#### [SHORT PROBLEM]
Below are some records; give them all again exactly, but not the pictures.

#### [DATASET RECORDS]
%%
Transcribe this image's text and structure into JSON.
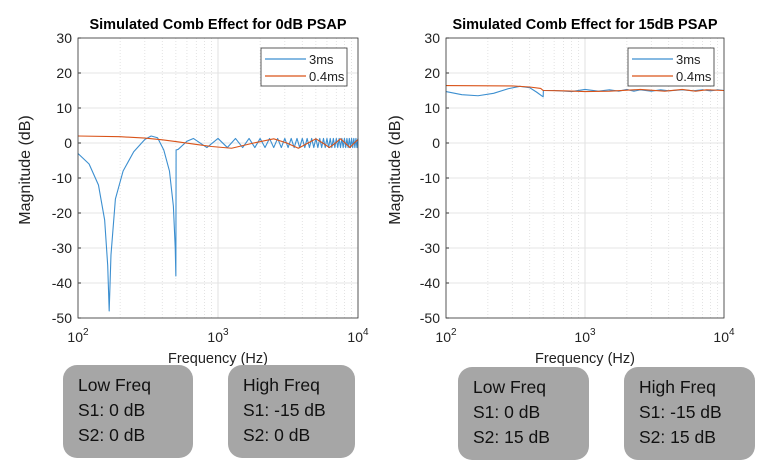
{
  "chart_data": [
    {
      "type": "line",
      "title": "Simulated Comb Effect for 0dB PSAP",
      "xlabel": "Frequency (Hz)",
      "ylabel": "Magnitude  (dB)",
      "xscale": "log",
      "xlim": [
        100,
        10000
      ],
      "ylim": [
        -50,
        30
      ],
      "xticks": [
        {
          "base": "10",
          "exp": "2",
          "value": 100
        },
        {
          "base": "10",
          "exp": "3",
          "value": 1000
        },
        {
          "base": "10",
          "exp": "4",
          "value": 10000
        }
      ],
      "yticks": [
        30,
        20,
        10,
        0,
        -10,
        -20,
        -30,
        -40,
        -50
      ],
      "grid": true,
      "legend": "top-right",
      "series": [
        {
          "name": "3ms",
          "color": "#3c8fd0",
          "points": [
            [
              100,
              -3
            ],
            [
              120,
              -6
            ],
            [
              140,
              -12
            ],
            [
              155,
              -22
            ],
            [
              163,
              -35
            ],
            [
              167,
              -48
            ],
            [
              172,
              -32
            ],
            [
              185,
              -16
            ],
            [
              210,
              -8
            ],
            [
              250,
              -2.5
            ],
            [
              300,
              1
            ],
            [
              333,
              2
            ],
            [
              370,
              1.5
            ],
            [
              410,
              -2
            ],
            [
              450,
              -8
            ],
            [
              480,
              -18
            ],
            [
              495,
              -30
            ],
            [
              500,
              -38
            ],
            [
              502,
              -2
            ],
            [
              520,
              -1.8
            ],
            [
              600,
              0.5
            ],
            [
              667,
              1.3
            ],
            [
              833,
              -1.3
            ],
            [
              1000,
              1.3
            ],
            [
              1167,
              -1.3
            ],
            [
              1333,
              1.3
            ],
            [
              1500,
              -1.3
            ],
            [
              1667,
              1.3
            ],
            [
              1833,
              -1.3
            ],
            [
              2000,
              1.3
            ],
            [
              2167,
              -1.3
            ],
            [
              2333,
              1.3
            ],
            [
              2500,
              -1.3
            ],
            [
              2667,
              1.3
            ],
            [
              2833,
              -1.3
            ],
            [
              3000,
              1.3
            ],
            [
              3167,
              -1.3
            ],
            [
              3333,
              1.3
            ],
            [
              3500,
              -1.3
            ],
            [
              3667,
              1.3
            ],
            [
              3833,
              -1.3
            ],
            [
              4000,
              1.3
            ],
            [
              4167,
              -1.3
            ],
            [
              4333,
              1.3
            ],
            [
              4500,
              -1.3
            ],
            [
              4667,
              1.3
            ],
            [
              4833,
              -1.3
            ],
            [
              5000,
              1.3
            ],
            [
              5167,
              -1.3
            ],
            [
              5333,
              1.3
            ],
            [
              5500,
              -1.3
            ],
            [
              5667,
              1.3
            ],
            [
              5833,
              -1.3
            ],
            [
              6000,
              1.3
            ],
            [
              6167,
              -1.3
            ],
            [
              6333,
              1.3
            ],
            [
              6500,
              -1.3
            ],
            [
              6667,
              1.3
            ],
            [
              6833,
              -1.3
            ],
            [
              7000,
              1.3
            ],
            [
              7167,
              -1.3
            ],
            [
              7333,
              1.3
            ],
            [
              7500,
              -1.3
            ],
            [
              7667,
              1.3
            ],
            [
              7833,
              -1.3
            ],
            [
              8000,
              1.3
            ],
            [
              8167,
              -1.3
            ],
            [
              8333,
              1.3
            ],
            [
              8500,
              -1.3
            ],
            [
              8667,
              1.3
            ],
            [
              8833,
              -1.3
            ],
            [
              9000,
              1.3
            ],
            [
              9167,
              -1.3
            ],
            [
              9333,
              1.3
            ],
            [
              9500,
              -1.3
            ],
            [
              9667,
              1.3
            ],
            [
              9833,
              -1.3
            ],
            [
              10000,
              1.3
            ]
          ]
        },
        {
          "name": "0.4ms",
          "color": "#d95319",
          "points": [
            [
              100,
              2
            ],
            [
              200,
              1.8
            ],
            [
              300,
              1.4
            ],
            [
              400,
              0.9
            ],
            [
              500,
              0.4
            ],
            [
              700,
              -0.4
            ],
            [
              900,
              -1
            ],
            [
              1250,
              -1.5
            ],
            [
              1800,
              0
            ],
            [
              2500,
              1.2
            ],
            [
              3100,
              0
            ],
            [
              3750,
              -1.5
            ],
            [
              4400,
              0
            ],
            [
              5000,
              1.2
            ],
            [
              5600,
              0
            ],
            [
              6250,
              -1.3
            ],
            [
              6900,
              0
            ],
            [
              7500,
              1.2
            ],
            [
              8100,
              0
            ],
            [
              8750,
              -1.3
            ],
            [
              9400,
              0
            ],
            [
              10000,
              1
            ]
          ]
        }
      ]
    },
    {
      "type": "line",
      "title": "Simulated Comb Effect for 15dB PSAP",
      "xlabel": "Frequency (Hz)",
      "ylabel": "Magnitude  (dB)",
      "xscale": "log",
      "xlim": [
        100,
        10000
      ],
      "ylim": [
        -50,
        30
      ],
      "xticks": [
        {
          "base": "10",
          "exp": "2",
          "value": 100
        },
        {
          "base": "10",
          "exp": "3",
          "value": 1000
        },
        {
          "base": "10",
          "exp": "4",
          "value": 10000
        }
      ],
      "yticks": [
        30,
        20,
        10,
        0,
        -10,
        -20,
        -30,
        -40,
        -50
      ],
      "grid": true,
      "legend": "top-right",
      "series": [
        {
          "name": "3ms",
          "color": "#3c8fd0",
          "points": [
            [
              100,
              14.7
            ],
            [
              130,
              13.8
            ],
            [
              170,
              13.5
            ],
            [
              220,
              14.2
            ],
            [
              280,
              15.5
            ],
            [
              340,
              16.2
            ],
            [
              400,
              15.8
            ],
            [
              450,
              14.5
            ],
            [
              495,
              13.3
            ],
            [
              500,
              13.2
            ],
            [
              502,
              15
            ],
            [
              600,
              15
            ],
            [
              800,
              14.7
            ],
            [
              1000,
              15.3
            ],
            [
              1250,
              14.8
            ],
            [
              1500,
              15.2
            ],
            [
              1750,
              14.8
            ],
            [
              2000,
              15.3
            ],
            [
              2250,
              14.8
            ],
            [
              2500,
              15.2
            ],
            [
              3000,
              14.8
            ],
            [
              3500,
              15.2
            ],
            [
              4000,
              14.9
            ],
            [
              5000,
              15.2
            ],
            [
              6000,
              14.9
            ],
            [
              7000,
              15.2
            ],
            [
              8000,
              14.9
            ],
            [
              9000,
              15.2
            ],
            [
              10000,
              15
            ]
          ]
        },
        {
          "name": "0.4ms",
          "color": "#d95319",
          "points": [
            [
              100,
              16.4
            ],
            [
              300,
              16.3
            ],
            [
              400,
              16
            ],
            [
              480,
              15.6
            ],
            [
              500,
              15
            ],
            [
              700,
              14.9
            ],
            [
              1000,
              14.7
            ],
            [
              1500,
              14.8
            ],
            [
              2500,
              15.3
            ],
            [
              3750,
              14.8
            ],
            [
              5000,
              15.3
            ],
            [
              6250,
              14.8
            ],
            [
              7500,
              15.2
            ],
            [
              10000,
              15
            ]
          ]
        }
      ]
    }
  ],
  "annotations": [
    {
      "lines": [
        "Low Freq",
        "S1: 0 dB",
        "S2: 0 dB"
      ]
    },
    {
      "lines": [
        "High Freq",
        "S1: -15 dB",
        "S2: 0 dB"
      ]
    },
    {
      "lines": [
        "Low Freq",
        "S1: 0 dB",
        "S2: 15 dB"
      ]
    },
    {
      "lines": [
        "High Freq",
        "S1: -15 dB",
        "S2: 15 dB"
      ]
    }
  ]
}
%%
#### [SOLUTION]
Transcribe this image's text and structure into JSON.
{
  "chart_data": [
    {
      "type": "line",
      "title": "Simulated Comb Effect for 0dB PSAP",
      "xlabel": "Frequency (Hz)",
      "ylabel": "Magnitude  (dB)",
      "xscale": "log",
      "xlim": [
        100,
        10000
      ],
      "ylim": [
        -50,
        30
      ],
      "xticks": [
        {
          "base": "10",
          "exp": "2",
          "value": 100
        },
        {
          "base": "10",
          "exp": "3",
          "value": 1000
        },
        {
          "base": "10",
          "exp": "4",
          "value": 10000
        }
      ],
      "yticks": [
        30,
        20,
        10,
        0,
        -10,
        -20,
        -30,
        -40,
        -50
      ],
      "grid": true,
      "legend": "top-right",
      "series": [
        {
          "name": "3ms",
          "color": "#3c8fd0",
          "points": [
            [
              100,
              -3
            ],
            [
              120,
              -6
            ],
            [
              140,
              -12
            ],
            [
              155,
              -22
            ],
            [
              163,
              -35
            ],
            [
              167,
              -48
            ],
            [
              172,
              -32
            ],
            [
              185,
              -16
            ],
            [
              210,
              -8
            ],
            [
              250,
              -2.5
            ],
            [
              300,
              1
            ],
            [
              333,
              2
            ],
            [
              370,
              1.5
            ],
            [
              410,
              -2
            ],
            [
              450,
              -8
            ],
            [
              480,
              -18
            ],
            [
              495,
              -30
            ],
            [
              500,
              -38
            ],
            [
              502,
              -2
            ],
            [
              520,
              -1.8
            ],
            [
              600,
              0.5
            ],
            [
              667,
              1.3
            ],
            [
              833,
              -1.3
            ],
            [
              1000,
              1.3
            ],
            [
              1167,
              -1.3
            ],
            [
              1333,
              1.3
            ],
            [
              1500,
              -1.3
            ],
            [
              1667,
              1.3
            ],
            [
              1833,
              -1.3
            ],
            [
              2000,
              1.3
            ],
            [
              2167,
              -1.3
            ],
            [
              2333,
              1.3
            ],
            [
              2500,
              -1.3
            ],
            [
              2667,
              1.3
            ],
            [
              2833,
              -1.3
            ],
            [
              3000,
              1.3
            ],
            [
              3167,
              -1.3
            ],
            [
              3333,
              1.3
            ],
            [
              3500,
              -1.3
            ],
            [
              3667,
              1.3
            ],
            [
              3833,
              -1.3
            ],
            [
              4000,
              1.3
            ],
            [
              4167,
              -1.3
            ],
            [
              4333,
              1.3
            ],
            [
              4500,
              -1.3
            ],
            [
              4667,
              1.3
            ],
            [
              4833,
              -1.3
            ],
            [
              5000,
              1.3
            ],
            [
              5167,
              -1.3
            ],
            [
              5333,
              1.3
            ],
            [
              5500,
              -1.3
            ],
            [
              5667,
              1.3
            ],
            [
              5833,
              -1.3
            ],
            [
              6000,
              1.3
            ],
            [
              6167,
              -1.3
            ],
            [
              6333,
              1.3
            ],
            [
              6500,
              -1.3
            ],
            [
              6667,
              1.3
            ],
            [
              6833,
              -1.3
            ],
            [
              7000,
              1.3
            ],
            [
              7167,
              -1.3
            ],
            [
              7333,
              1.3
            ],
            [
              7500,
              -1.3
            ],
            [
              7667,
              1.3
            ],
            [
              7833,
              -1.3
            ],
            [
              8000,
              1.3
            ],
            [
              8167,
              -1.3
            ],
            [
              8333,
              1.3
            ],
            [
              8500,
              -1.3
            ],
            [
              8667,
              1.3
            ],
            [
              8833,
              -1.3
            ],
            [
              9000,
              1.3
            ],
            [
              9167,
              -1.3
            ],
            [
              9333,
              1.3
            ],
            [
              9500,
              -1.3
            ],
            [
              9667,
              1.3
            ],
            [
              9833,
              -1.3
            ],
            [
              10000,
              1.3
            ]
          ]
        },
        {
          "name": "0.4ms",
          "color": "#d95319",
          "points": [
            [
              100,
              2
            ],
            [
              200,
              1.8
            ],
            [
              300,
              1.4
            ],
            [
              400,
              0.9
            ],
            [
              500,
              0.4
            ],
            [
              700,
              -0.4
            ],
            [
              900,
              -1
            ],
            [
              1250,
              -1.5
            ],
            [
              1800,
              0
            ],
            [
              2500,
              1.2
            ],
            [
              3100,
              0
            ],
            [
              3750,
              -1.5
            ],
            [
              4400,
              0
            ],
            [
              5000,
              1.2
            ],
            [
              5600,
              0
            ],
            [
              6250,
              -1.3
            ],
            [
              6900,
              0
            ],
            [
              7500,
              1.2
            ],
            [
              8100,
              0
            ],
            [
              8750,
              -1.3
            ],
            [
              9400,
              0
            ],
            [
              10000,
              1
            ]
          ]
        }
      ]
    },
    {
      "type": "line",
      "title": "Simulated Comb Effect for 15dB PSAP",
      "xlabel": "Frequency (Hz)",
      "ylabel": "Magnitude  (dB)",
      "xscale": "log",
      "xlim": [
        100,
        10000
      ],
      "ylim": [
        -50,
        30
      ],
      "xticks": [
        {
          "base": "10",
          "exp": "2",
          "value": 100
        },
        {
          "base": "10",
          "exp": "3",
          "value": 1000
        },
        {
          "base": "10",
          "exp": "4",
          "value": 10000
        }
      ],
      "yticks": [
        30,
        20,
        10,
        0,
        -10,
        -20,
        -30,
        -40,
        -50
      ],
      "grid": true,
      "legend": "top-right",
      "series": [
        {
          "name": "3ms",
          "color": "#3c8fd0",
          "points": [
            [
              100,
              14.7
            ],
            [
              130,
              13.8
            ],
            [
              170,
              13.5
            ],
            [
              220,
              14.2
            ],
            [
              280,
              15.5
            ],
            [
              340,
              16.2
            ],
            [
              400,
              15.8
            ],
            [
              450,
              14.5
            ],
            [
              495,
              13.3
            ],
            [
              500,
              13.2
            ],
            [
              502,
              15
            ],
            [
              600,
              15
            ],
            [
              800,
              14.7
            ],
            [
              1000,
              15.3
            ],
            [
              1250,
              14.8
            ],
            [
              1500,
              15.2
            ],
            [
              1750,
              14.8
            ],
            [
              2000,
              15.3
            ],
            [
              2250,
              14.8
            ],
            [
              2500,
              15.2
            ],
            [
              3000,
              14.8
            ],
            [
              3500,
              15.2
            ],
            [
              4000,
              14.9
            ],
            [
              5000,
              15.2
            ],
            [
              6000,
              14.9
            ],
            [
              7000,
              15.2
            ],
            [
              8000,
              14.9
            ],
            [
              9000,
              15.2
            ],
            [
              10000,
              15
            ]
          ]
        },
        {
          "name": "0.4ms",
          "color": "#d95319",
          "points": [
            [
              100,
              16.4
            ],
            [
              300,
              16.3
            ],
            [
              400,
              16
            ],
            [
              480,
              15.6
            ],
            [
              500,
              15
            ],
            [
              700,
              14.9
            ],
            [
              1000,
              14.7
            ],
            [
              1500,
              14.8
            ],
            [
              2500,
              15.3
            ],
            [
              3750,
              14.8
            ],
            [
              5000,
              15.3
            ],
            [
              6250,
              14.8
            ],
            [
              7500,
              15.2
            ],
            [
              10000,
              15
            ]
          ]
        }
      ]
    }
  ],
  "annotations": [
    {
      "lines": [
        "Low Freq",
        "S1: 0 dB",
        "S2: 0 dB"
      ]
    },
    {
      "lines": [
        "High Freq",
        "S1: -15 dB",
        "S2: 0 dB"
      ]
    },
    {
      "lines": [
        "Low Freq",
        "S1: 0 dB",
        "S2: 15 dB"
      ]
    },
    {
      "lines": [
        "High Freq",
        "S1: -15 dB",
        "S2: 15 dB"
      ]
    }
  ]
}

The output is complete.